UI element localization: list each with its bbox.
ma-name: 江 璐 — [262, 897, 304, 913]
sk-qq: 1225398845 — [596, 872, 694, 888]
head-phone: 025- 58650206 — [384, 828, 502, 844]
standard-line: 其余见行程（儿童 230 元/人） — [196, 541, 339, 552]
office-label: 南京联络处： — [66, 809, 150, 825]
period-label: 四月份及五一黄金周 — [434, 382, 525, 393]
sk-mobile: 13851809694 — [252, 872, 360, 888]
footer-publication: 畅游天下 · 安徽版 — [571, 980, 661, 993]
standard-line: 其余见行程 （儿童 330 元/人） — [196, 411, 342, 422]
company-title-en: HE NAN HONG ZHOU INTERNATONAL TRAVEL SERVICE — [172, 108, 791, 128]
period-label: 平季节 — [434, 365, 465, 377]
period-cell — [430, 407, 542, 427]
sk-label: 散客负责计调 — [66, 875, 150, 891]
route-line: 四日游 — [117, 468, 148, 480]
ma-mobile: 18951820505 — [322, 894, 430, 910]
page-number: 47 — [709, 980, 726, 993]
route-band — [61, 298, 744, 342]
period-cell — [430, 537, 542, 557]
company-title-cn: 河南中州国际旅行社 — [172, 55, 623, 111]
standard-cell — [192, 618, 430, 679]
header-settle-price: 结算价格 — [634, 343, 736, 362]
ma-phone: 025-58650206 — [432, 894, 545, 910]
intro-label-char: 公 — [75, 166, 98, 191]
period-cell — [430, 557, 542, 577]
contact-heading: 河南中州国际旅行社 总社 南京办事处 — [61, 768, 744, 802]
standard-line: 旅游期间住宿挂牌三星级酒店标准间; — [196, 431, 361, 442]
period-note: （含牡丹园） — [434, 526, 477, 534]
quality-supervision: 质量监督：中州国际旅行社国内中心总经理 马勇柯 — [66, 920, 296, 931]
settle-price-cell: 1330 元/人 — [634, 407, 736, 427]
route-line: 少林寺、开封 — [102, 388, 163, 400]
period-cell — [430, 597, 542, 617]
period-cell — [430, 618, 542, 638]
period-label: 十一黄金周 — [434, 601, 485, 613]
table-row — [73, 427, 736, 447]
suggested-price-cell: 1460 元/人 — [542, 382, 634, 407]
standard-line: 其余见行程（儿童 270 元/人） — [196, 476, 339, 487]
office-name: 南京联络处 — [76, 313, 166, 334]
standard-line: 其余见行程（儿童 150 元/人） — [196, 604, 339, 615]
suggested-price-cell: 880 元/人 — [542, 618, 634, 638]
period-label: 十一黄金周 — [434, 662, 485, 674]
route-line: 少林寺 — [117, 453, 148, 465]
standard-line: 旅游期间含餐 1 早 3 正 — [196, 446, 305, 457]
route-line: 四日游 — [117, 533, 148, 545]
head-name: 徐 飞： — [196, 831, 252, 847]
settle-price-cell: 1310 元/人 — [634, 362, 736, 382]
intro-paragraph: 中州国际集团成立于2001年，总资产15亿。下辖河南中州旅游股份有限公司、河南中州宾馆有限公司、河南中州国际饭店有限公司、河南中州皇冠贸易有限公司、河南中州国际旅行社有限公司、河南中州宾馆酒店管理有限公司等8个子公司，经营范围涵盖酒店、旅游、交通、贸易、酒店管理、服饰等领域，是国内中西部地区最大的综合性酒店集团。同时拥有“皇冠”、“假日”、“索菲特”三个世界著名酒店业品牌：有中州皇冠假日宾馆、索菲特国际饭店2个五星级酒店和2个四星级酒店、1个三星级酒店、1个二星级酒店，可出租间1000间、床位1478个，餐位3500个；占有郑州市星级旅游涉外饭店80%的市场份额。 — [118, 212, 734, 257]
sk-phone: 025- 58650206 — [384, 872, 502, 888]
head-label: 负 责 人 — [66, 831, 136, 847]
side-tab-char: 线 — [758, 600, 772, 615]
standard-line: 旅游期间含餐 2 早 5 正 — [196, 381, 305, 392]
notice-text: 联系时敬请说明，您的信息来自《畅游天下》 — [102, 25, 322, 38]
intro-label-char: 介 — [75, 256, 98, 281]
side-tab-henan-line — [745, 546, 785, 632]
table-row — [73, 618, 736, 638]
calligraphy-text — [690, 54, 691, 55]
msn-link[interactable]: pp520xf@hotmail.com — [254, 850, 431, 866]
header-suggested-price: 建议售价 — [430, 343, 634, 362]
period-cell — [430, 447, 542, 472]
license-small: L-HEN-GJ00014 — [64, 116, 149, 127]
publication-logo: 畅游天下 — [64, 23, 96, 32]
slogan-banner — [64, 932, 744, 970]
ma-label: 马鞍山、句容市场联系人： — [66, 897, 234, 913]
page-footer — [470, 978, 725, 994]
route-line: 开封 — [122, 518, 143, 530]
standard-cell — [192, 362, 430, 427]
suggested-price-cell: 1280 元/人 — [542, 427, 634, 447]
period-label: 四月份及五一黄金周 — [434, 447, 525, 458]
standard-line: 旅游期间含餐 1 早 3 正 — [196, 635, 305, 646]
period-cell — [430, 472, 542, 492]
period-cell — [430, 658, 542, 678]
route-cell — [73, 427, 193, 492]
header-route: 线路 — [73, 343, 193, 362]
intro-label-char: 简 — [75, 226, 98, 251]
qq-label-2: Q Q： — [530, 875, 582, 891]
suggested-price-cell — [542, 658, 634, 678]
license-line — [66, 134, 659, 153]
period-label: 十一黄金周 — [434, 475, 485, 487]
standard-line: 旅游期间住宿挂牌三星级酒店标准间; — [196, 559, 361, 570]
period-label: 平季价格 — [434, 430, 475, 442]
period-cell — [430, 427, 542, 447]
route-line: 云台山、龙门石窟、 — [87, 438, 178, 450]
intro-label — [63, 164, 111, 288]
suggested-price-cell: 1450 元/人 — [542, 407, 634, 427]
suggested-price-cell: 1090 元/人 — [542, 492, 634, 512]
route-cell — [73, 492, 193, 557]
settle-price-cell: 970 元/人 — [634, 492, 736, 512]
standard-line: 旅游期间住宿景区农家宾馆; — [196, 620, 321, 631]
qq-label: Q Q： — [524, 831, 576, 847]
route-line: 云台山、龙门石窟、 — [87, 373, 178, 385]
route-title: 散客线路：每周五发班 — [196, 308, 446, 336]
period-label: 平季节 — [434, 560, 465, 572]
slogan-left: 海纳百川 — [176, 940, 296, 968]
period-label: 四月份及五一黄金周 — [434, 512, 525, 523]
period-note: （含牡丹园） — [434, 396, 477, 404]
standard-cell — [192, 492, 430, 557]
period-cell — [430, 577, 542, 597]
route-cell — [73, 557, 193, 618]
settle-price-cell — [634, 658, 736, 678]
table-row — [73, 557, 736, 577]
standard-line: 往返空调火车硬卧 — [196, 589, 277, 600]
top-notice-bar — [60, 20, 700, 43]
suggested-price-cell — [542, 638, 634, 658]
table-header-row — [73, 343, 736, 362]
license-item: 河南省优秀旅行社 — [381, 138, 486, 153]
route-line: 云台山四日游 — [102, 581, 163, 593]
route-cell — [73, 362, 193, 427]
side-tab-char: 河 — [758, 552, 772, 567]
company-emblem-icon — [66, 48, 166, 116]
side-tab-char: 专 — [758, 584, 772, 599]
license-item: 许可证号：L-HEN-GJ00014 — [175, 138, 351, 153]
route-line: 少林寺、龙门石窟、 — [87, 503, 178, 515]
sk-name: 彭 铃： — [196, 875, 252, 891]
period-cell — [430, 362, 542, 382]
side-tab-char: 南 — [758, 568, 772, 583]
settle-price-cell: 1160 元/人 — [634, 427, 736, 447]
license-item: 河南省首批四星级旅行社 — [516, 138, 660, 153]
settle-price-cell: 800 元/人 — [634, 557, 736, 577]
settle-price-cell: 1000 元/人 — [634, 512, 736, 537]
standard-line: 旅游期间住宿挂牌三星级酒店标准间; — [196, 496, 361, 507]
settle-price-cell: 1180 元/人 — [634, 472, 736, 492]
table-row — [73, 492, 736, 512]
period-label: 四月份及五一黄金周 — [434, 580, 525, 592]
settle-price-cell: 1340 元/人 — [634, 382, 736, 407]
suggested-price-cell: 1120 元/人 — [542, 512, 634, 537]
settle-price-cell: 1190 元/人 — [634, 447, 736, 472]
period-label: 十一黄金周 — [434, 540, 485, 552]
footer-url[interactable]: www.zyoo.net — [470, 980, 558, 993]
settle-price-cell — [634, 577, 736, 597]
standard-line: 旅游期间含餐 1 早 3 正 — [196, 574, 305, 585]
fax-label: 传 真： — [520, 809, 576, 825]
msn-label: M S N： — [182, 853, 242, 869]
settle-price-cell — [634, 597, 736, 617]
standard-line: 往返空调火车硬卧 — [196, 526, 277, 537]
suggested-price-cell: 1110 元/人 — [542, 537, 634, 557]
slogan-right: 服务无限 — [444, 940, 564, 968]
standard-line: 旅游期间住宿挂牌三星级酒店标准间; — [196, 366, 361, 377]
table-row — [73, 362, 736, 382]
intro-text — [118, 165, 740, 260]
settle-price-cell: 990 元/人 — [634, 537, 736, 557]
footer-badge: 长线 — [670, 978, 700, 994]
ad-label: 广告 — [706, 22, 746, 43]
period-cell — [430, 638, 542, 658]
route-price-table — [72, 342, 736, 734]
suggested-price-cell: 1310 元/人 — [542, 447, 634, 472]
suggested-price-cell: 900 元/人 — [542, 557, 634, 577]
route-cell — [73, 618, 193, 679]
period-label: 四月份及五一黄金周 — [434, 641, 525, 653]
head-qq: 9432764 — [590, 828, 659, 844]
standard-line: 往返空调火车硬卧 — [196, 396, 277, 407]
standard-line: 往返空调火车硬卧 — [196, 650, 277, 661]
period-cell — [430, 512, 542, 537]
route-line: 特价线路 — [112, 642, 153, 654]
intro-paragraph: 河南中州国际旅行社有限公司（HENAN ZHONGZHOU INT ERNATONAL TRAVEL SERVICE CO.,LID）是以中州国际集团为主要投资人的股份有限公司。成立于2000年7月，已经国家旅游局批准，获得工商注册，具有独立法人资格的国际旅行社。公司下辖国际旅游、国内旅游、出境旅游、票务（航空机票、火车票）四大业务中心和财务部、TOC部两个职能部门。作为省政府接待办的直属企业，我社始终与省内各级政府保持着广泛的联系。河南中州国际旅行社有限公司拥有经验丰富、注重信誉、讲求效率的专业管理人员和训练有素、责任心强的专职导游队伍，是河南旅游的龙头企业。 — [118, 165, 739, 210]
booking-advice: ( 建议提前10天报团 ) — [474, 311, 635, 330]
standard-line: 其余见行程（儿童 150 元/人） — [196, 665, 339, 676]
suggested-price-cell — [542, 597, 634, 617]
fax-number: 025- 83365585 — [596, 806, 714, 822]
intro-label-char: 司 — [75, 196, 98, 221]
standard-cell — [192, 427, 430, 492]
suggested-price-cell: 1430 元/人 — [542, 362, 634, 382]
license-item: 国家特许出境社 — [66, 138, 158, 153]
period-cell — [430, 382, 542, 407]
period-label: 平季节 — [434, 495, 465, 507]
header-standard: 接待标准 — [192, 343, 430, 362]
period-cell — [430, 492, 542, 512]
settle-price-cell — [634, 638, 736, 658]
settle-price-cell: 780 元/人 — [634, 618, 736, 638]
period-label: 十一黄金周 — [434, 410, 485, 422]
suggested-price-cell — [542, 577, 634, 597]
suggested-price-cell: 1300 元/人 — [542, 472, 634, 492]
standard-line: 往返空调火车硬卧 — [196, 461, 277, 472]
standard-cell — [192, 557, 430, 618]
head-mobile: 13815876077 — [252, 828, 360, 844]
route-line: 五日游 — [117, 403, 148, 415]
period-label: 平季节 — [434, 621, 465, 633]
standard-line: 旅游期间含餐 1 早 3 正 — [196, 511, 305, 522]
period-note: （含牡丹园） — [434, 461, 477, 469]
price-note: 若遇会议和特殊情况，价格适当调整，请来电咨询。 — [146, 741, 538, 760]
□ □ □ □ □ □ □
Request:
Output the rows above unchanged, starting with the first row and continuing through the row that contains "sk-label: 散客负责计调 — [66, 875, 150, 891]", with both of those rows included.

Expected output:
UI element localization: list each with its bbox.
ma-name: 江 璐 — [262, 897, 304, 913]
sk-qq: 1225398845 — [596, 872, 694, 888]
head-phone: 025- 58650206 — [384, 828, 502, 844]
standard-line: 其余见行程（儿童 230 元/人） — [196, 541, 339, 552]
office-label: 南京联络处： — [66, 809, 150, 825]
period-label: 四月份及五一黄金周 — [434, 382, 525, 393]
sk-mobile: 13851809694 — [252, 872, 360, 888]
footer-publication: 畅游天下 · 安徽版 — [571, 980, 661, 993]
standard-line: 其余见行程 （儿童 330 元/人） — [196, 411, 342, 422]
company-title-en: HE NAN HONG ZHOU INTERNATONAL TRAVEL SERVICE — [172, 108, 791, 128]
period-label: 平季节 — [434, 365, 465, 377]
period-cell — [430, 407, 542, 427]
sk-label: 散客负责计调 — [66, 875, 150, 891]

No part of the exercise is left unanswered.